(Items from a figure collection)
===============

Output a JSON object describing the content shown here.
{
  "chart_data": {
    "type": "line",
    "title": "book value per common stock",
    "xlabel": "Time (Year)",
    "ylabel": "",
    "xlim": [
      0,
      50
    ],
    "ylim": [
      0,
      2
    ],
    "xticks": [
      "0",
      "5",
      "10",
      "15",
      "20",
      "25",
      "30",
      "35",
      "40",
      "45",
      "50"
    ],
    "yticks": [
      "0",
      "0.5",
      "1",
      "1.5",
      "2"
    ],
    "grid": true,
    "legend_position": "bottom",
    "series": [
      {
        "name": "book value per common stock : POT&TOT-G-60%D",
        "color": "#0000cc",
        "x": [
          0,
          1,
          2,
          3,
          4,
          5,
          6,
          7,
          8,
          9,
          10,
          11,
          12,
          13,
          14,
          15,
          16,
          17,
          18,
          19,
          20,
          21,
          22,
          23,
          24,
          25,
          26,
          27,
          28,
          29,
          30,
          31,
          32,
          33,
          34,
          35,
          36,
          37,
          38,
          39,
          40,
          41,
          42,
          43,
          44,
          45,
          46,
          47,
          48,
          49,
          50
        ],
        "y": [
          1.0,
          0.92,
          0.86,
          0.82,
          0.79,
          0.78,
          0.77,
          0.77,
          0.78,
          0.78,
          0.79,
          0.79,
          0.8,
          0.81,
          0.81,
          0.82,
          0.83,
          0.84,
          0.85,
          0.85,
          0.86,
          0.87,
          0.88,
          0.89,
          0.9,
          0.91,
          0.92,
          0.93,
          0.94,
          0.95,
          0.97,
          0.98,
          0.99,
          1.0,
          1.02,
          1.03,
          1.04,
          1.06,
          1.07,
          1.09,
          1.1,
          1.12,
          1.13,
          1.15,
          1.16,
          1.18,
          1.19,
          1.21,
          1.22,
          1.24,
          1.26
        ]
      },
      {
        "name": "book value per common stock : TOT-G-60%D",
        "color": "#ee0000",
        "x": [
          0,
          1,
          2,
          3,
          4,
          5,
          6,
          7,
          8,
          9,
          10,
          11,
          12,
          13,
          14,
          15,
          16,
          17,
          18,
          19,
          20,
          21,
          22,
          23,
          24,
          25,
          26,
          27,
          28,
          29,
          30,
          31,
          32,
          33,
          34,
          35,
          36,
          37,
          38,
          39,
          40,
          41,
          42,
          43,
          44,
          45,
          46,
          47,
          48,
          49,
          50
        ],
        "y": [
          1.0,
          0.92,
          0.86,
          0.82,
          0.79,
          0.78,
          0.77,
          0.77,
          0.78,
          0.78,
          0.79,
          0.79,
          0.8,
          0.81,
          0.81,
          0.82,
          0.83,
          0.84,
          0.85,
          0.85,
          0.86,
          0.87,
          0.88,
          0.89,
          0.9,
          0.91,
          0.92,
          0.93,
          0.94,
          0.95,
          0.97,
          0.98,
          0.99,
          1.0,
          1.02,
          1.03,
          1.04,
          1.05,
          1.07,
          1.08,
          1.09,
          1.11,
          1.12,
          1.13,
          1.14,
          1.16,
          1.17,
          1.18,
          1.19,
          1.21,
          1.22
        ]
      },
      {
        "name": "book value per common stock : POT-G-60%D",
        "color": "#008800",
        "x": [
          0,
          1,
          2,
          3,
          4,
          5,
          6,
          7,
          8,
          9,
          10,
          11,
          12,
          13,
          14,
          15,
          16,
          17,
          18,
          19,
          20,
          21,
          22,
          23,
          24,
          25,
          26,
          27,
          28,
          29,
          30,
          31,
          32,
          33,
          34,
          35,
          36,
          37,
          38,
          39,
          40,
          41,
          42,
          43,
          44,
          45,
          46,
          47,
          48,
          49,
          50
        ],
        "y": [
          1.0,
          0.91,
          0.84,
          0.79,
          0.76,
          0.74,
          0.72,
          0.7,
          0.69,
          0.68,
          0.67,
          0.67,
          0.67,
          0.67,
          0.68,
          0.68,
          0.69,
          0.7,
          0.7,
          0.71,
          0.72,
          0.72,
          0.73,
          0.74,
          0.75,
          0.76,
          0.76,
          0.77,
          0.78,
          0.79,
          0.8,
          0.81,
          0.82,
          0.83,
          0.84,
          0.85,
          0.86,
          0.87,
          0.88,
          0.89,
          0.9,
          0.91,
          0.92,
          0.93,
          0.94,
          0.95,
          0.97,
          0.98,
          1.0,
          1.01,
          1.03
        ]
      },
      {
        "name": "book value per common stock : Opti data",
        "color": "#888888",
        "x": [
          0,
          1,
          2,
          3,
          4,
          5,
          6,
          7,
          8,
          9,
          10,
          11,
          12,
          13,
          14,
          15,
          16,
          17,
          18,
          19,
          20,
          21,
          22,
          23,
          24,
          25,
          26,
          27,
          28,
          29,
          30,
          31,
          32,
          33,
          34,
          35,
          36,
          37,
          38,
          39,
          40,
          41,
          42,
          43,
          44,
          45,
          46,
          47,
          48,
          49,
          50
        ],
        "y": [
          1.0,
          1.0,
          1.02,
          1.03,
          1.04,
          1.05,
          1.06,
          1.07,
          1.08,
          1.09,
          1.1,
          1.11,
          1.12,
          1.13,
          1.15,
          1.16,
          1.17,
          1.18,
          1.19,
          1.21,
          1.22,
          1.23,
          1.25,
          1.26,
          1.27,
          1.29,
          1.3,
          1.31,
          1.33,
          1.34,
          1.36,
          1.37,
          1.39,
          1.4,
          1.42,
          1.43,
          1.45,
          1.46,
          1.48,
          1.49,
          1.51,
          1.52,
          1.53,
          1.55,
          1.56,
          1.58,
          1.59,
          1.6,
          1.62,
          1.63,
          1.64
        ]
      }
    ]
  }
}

===============

AIM OF THE EXERCISE
From the entries, report each line that includes the word "value".

PROBLEM SOLUTION
    "title": "book value per common stock",
        "name": "book value per common stock : POT&TOT-G-60%D",
        "name": "book value per common stock : TOT-G-60%D",
        "name": "book value per common stock : POT-G-60%D",
        "name": "book value per common stock : Opti data",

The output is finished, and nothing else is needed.